The task –
Find the string "Friesen" and gather every line that holds it.

Excerpted data –

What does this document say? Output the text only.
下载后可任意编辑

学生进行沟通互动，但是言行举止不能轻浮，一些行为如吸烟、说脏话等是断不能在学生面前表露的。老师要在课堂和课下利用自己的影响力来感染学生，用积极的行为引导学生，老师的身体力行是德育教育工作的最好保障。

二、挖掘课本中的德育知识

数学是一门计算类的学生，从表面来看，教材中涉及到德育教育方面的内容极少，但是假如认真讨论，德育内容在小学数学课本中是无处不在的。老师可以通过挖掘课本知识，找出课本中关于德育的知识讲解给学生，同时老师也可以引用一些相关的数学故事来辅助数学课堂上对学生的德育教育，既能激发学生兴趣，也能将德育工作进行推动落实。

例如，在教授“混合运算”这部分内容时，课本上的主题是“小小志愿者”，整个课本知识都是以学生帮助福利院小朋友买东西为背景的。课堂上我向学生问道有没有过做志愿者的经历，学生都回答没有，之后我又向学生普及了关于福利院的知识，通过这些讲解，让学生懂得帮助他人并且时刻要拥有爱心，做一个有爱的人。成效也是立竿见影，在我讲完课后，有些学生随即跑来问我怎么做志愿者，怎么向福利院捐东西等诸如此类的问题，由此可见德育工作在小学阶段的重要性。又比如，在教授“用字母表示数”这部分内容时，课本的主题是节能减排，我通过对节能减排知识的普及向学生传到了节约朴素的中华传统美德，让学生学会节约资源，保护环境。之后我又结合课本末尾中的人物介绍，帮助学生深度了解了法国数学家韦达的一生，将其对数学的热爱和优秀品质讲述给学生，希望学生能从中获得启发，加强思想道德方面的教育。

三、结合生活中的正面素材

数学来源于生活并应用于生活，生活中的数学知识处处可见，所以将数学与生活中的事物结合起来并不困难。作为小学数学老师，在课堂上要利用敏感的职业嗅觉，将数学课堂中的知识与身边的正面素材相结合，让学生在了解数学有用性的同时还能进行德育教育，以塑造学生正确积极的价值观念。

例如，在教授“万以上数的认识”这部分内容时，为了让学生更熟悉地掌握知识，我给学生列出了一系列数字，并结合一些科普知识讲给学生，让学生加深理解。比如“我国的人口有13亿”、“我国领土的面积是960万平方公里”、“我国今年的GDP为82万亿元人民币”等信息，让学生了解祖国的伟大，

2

* * *

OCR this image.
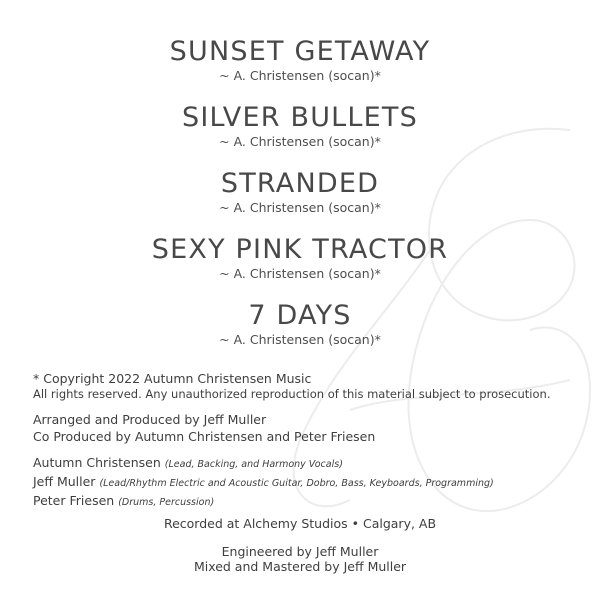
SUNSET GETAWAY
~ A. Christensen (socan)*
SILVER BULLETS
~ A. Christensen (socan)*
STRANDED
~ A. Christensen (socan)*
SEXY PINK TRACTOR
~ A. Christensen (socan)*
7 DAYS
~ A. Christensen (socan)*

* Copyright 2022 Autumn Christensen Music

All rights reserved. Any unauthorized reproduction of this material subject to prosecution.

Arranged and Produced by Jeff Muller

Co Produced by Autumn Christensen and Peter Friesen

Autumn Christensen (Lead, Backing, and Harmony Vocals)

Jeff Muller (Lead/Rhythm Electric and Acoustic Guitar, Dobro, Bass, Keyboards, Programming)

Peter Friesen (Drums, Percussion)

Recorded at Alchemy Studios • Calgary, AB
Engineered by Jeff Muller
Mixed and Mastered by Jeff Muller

Task result –
Co Produced by Autumn Christensen and Peter Friesen
Peter Friesen (Drums, Percussion)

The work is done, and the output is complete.